Set down each line of the data below exactly as it stands, dropping the pictures.

> [Raw records]
** Begin **

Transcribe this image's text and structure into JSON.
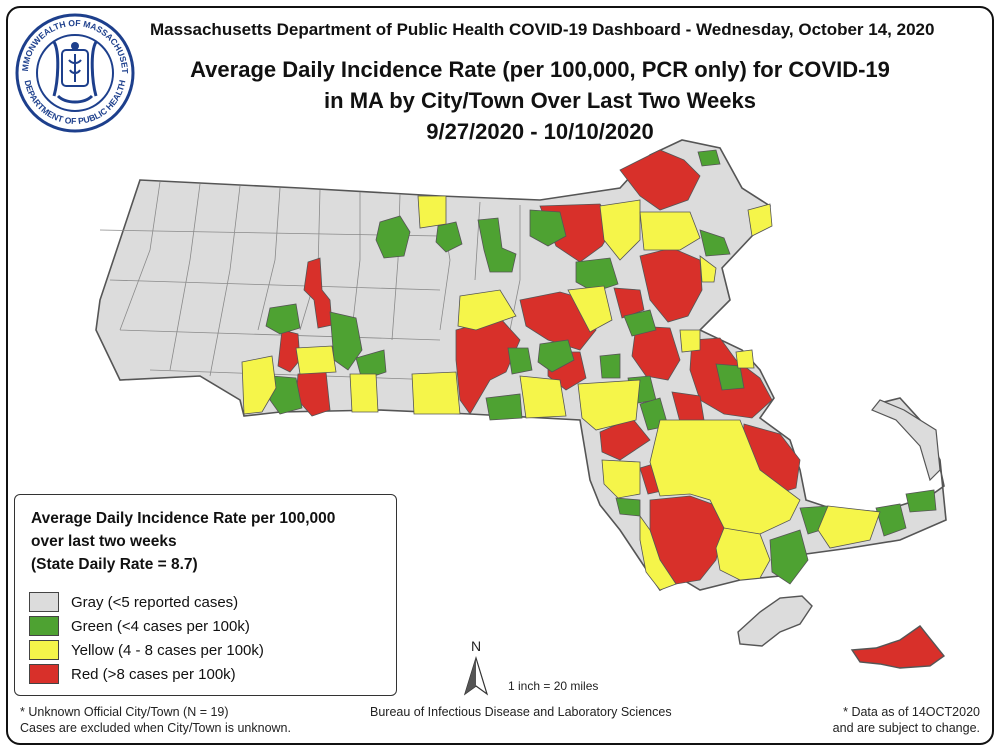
{
  "header": {
    "dashboard_title": "Massachusetts Department of Public Health COVID-19 Dashboard - Wednesday, October 14, 2020",
    "map_title_line1": "Average Daily Incidence Rate (per 100,000, PCR only) for COVID-19",
    "map_title_line2": "in MA by City/Town Over Last Two Weeks",
    "map_title_line3": "9/27/2020 - 10/10/2020"
  },
  "seal": {
    "top_text": "COMMONWEALTH OF MASSACHUSETTS",
    "bottom_text": "DEPARTMENT OF PUBLIC HEALTH"
  },
  "legend": {
    "title_line1": "Average Daily Incidence Rate per 100,000",
    "title_line2": "over last two weeks",
    "title_line3": "(State Daily Rate = 8.7)",
    "items": [
      {
        "label": "Gray (<5 reported cases)",
        "color": "#dcdcdc"
      },
      {
        "label": "Green (<4 cases per 100k)",
        "color": "#4ea232"
      },
      {
        "label": "Yellow (4 - 8 cases per 100k)",
        "color": "#f5f54a"
      },
      {
        "label": "Red (>8 cases per 100k)",
        "color": "#d8302a"
      }
    ]
  },
  "map": {
    "north_label": "N",
    "scale_text": "1 inch = 20 miles",
    "colors": {
      "gray": "#dcdcdc",
      "green": "#4ea232",
      "yellow": "#f5f54a",
      "red": "#d8302a",
      "border": "#8a8a8a"
    }
  },
  "footer": {
    "unknown_line1": "* Unknown Official City/Town (N = 19)",
    "unknown_line2": "Cases are excluded when City/Town is unknown.",
    "bureau": "Bureau of Infectious Disease and Laboratory Sciences",
    "data_line1": "* Data as of 14OCT2020",
    "data_line2": "and are subject to change."
  }
}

** End **

> [Answer to the exercise]
Transcribe this image's text and structure into JSON.
{
  "header": {
    "dashboard_title": "Massachusetts Department of Public Health COVID-19 Dashboard - Wednesday, October 14, 2020",
    "map_title_line1": "Average Daily Incidence Rate (per 100,000, PCR only) for COVID-19",
    "map_title_line2": "in MA by City/Town Over Last Two Weeks",
    "map_title_line3": "9/27/2020 - 10/10/2020"
  },
  "seal": {
    "top_text": "COMMONWEALTH OF MASSACHUSETTS",
    "bottom_text": "DEPARTMENT OF PUBLIC HEALTH"
  },
  "legend": {
    "title_line1": "Average Daily Incidence Rate per 100,000",
    "title_line2": "over last two weeks",
    "title_line3": "(State Daily Rate = 8.7)",
    "items": [
      {
        "label": "Gray (<5 reported cases)",
        "color": "#dcdcdc"
      },
      {
        "label": "Green (<4 cases per 100k)",
        "color": "#4ea232"
      },
      {
        "label": "Yellow (4 - 8 cases per 100k)",
        "color": "#f5f54a"
      },
      {
        "label": "Red (>8 cases per 100k)",
        "color": "#d8302a"
      }
    ]
  },
  "map": {
    "north_label": "N",
    "scale_text": "1 inch = 20 miles",
    "colors": {
      "gray": "#dcdcdc",
      "green": "#4ea232",
      "yellow": "#f5f54a",
      "red": "#d8302a",
      "border": "#8a8a8a"
    }
  },
  "footer": {
    "unknown_line1": "* Unknown Official City/Town (N = 19)",
    "unknown_line2": "Cases are excluded when City/Town is unknown.",
    "bureau": "Bureau of Infectious Disease and Laboratory Sciences",
    "data_line1": "* Data as of 14OCT2020",
    "data_line2": "and are subject to change."
  }
}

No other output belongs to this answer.